-- Objective --
Identify all lines in the data containing the string "mdev". Copy them out.

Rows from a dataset
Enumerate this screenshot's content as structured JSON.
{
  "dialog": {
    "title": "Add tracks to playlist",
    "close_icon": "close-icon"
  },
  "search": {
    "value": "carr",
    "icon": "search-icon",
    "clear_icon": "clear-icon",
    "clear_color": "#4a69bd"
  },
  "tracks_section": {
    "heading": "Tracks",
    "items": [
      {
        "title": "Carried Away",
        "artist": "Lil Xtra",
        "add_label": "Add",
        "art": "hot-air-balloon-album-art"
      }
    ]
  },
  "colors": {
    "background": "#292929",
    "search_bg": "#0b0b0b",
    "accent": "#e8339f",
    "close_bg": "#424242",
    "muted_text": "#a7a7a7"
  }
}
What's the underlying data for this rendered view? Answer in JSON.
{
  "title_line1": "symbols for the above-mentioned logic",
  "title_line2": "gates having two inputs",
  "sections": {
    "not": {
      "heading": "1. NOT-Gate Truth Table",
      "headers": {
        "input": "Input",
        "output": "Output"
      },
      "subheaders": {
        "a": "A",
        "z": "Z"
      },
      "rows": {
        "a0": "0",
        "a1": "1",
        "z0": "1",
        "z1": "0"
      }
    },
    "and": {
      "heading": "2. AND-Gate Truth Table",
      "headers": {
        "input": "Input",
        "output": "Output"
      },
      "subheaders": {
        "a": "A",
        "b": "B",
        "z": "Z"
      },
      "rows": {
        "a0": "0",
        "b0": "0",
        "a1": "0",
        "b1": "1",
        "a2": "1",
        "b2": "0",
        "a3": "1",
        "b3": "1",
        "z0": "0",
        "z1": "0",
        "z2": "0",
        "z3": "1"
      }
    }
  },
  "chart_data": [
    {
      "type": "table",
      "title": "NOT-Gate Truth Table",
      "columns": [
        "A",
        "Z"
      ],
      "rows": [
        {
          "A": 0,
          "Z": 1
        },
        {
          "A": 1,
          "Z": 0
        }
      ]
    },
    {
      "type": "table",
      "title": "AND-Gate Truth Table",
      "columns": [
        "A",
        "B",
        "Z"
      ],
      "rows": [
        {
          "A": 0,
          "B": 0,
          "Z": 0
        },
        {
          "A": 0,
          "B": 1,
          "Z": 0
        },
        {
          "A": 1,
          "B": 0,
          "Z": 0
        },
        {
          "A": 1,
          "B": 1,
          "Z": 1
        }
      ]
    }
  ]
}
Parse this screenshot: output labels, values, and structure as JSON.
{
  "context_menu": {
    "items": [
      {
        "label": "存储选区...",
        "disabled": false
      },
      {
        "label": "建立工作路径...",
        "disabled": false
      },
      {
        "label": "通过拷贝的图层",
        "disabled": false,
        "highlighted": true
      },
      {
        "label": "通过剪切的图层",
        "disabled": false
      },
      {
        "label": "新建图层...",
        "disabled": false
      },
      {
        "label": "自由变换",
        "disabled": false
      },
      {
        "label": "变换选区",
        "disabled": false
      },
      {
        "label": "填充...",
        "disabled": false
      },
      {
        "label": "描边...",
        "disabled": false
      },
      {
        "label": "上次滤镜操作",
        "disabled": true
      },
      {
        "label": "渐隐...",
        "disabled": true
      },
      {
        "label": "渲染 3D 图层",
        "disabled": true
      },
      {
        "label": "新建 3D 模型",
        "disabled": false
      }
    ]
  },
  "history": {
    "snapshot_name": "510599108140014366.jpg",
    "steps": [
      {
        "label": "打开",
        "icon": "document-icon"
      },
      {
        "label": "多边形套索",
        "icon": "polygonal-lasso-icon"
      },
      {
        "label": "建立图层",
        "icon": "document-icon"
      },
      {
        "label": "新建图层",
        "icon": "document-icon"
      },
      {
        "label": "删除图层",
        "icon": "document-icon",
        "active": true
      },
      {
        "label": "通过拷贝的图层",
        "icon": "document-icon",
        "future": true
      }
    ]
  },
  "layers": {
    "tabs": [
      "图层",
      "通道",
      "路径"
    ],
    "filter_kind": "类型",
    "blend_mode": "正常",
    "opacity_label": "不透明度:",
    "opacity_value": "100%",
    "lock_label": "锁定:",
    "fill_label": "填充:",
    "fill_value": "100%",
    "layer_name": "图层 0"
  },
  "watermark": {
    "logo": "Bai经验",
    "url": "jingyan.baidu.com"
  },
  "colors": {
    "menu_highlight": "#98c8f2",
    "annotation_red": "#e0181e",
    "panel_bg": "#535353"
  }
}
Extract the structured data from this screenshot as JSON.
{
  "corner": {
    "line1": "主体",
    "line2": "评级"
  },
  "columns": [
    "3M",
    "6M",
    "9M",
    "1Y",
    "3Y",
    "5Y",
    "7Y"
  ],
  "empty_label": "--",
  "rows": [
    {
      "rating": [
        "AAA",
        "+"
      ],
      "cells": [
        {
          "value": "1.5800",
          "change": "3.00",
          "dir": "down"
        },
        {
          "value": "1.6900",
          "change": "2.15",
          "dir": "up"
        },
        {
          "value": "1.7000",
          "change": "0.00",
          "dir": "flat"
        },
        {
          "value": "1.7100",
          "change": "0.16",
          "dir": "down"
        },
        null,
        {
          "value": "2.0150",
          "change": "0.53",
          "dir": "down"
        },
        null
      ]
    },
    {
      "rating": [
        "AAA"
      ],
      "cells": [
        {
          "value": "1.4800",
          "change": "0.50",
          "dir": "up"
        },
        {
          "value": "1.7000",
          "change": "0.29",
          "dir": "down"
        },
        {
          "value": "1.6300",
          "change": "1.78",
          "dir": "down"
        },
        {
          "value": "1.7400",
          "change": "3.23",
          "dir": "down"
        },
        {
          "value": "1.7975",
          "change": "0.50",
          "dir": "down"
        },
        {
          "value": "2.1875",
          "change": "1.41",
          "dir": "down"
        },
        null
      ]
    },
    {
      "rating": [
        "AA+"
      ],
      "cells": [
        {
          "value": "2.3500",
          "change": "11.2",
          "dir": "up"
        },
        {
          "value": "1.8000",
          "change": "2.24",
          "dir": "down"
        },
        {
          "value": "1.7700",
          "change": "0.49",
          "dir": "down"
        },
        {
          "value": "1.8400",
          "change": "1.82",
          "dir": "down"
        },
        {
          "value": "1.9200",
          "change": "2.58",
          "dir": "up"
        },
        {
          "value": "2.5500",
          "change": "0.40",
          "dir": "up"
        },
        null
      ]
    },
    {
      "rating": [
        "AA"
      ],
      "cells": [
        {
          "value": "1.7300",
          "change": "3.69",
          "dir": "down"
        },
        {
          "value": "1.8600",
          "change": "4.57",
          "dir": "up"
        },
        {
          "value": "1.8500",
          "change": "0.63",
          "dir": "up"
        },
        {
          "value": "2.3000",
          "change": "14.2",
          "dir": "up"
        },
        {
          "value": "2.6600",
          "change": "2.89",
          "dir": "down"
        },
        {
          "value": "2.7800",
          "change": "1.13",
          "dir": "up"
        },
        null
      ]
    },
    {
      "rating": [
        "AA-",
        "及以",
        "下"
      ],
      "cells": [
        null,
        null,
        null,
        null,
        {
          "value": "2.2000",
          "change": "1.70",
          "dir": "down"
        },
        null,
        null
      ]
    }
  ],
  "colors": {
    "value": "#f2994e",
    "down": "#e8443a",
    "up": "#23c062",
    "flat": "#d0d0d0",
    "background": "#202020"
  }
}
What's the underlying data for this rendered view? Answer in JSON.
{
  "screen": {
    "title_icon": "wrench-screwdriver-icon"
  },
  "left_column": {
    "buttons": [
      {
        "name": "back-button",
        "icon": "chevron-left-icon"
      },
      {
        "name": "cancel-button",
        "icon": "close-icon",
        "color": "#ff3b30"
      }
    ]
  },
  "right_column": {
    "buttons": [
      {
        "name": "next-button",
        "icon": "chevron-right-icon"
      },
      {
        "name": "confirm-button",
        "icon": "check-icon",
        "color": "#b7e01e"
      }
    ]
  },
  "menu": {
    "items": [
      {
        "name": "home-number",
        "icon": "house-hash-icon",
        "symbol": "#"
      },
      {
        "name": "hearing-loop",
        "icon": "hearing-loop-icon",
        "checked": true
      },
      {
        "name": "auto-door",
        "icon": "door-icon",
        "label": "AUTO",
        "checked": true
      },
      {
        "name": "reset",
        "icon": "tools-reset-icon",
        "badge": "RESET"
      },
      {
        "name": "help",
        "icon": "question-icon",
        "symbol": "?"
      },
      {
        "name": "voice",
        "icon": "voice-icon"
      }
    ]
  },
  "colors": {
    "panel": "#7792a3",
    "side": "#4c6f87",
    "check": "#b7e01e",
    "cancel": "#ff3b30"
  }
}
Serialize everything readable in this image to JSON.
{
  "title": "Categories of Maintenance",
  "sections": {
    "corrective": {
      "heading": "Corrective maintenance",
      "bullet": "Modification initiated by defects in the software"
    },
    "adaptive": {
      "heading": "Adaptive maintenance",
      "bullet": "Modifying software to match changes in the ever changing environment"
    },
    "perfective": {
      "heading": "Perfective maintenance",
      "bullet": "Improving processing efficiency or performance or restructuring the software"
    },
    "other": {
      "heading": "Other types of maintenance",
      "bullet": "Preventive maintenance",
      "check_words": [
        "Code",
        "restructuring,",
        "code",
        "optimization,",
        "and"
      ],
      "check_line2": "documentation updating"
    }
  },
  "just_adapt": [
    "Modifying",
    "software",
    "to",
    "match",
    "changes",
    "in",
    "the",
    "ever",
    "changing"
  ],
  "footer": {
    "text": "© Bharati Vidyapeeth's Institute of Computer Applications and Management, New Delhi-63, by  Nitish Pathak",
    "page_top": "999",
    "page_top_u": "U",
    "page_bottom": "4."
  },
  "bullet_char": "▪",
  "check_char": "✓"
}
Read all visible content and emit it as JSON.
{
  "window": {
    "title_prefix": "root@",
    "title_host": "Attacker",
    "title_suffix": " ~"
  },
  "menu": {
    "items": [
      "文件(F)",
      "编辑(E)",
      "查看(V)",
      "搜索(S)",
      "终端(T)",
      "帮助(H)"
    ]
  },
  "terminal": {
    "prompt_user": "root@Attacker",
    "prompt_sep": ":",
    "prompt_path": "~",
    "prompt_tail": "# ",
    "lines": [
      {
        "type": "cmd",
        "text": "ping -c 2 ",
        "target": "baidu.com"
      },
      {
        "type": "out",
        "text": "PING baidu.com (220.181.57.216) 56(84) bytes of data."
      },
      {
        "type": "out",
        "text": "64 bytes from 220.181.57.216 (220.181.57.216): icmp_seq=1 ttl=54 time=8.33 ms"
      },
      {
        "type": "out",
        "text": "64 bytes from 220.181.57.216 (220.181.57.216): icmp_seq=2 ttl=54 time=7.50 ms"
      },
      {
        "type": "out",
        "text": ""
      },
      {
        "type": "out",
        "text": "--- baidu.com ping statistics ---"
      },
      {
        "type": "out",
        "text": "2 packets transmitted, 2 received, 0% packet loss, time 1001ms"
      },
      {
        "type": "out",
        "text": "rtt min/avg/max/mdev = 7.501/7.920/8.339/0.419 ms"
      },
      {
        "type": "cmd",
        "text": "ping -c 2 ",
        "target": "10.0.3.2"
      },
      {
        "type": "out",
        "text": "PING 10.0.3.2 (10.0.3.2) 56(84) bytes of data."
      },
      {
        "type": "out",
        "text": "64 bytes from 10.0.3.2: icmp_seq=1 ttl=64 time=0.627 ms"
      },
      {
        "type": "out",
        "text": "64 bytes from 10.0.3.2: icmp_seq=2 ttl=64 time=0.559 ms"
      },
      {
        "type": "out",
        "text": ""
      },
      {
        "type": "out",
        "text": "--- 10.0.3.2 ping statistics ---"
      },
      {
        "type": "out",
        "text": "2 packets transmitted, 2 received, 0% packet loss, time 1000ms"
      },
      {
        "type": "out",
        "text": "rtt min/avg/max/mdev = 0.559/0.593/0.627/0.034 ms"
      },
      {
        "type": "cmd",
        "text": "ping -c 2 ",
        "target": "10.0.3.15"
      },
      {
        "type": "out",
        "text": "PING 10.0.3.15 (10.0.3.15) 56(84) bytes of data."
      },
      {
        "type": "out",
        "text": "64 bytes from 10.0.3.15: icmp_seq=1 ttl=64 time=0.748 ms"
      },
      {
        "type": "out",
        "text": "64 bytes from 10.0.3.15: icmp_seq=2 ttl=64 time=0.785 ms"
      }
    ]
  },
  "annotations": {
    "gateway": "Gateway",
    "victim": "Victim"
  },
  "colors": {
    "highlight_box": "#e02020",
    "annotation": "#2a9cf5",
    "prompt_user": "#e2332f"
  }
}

-- Output of the exercise --
        "text": "rtt min/avg/max/mdev = 7.501/7.920/8.339/0.419 ms"
        "text": "rtt min/avg/max/mdev = 0.559/0.593/0.627/0.034 ms"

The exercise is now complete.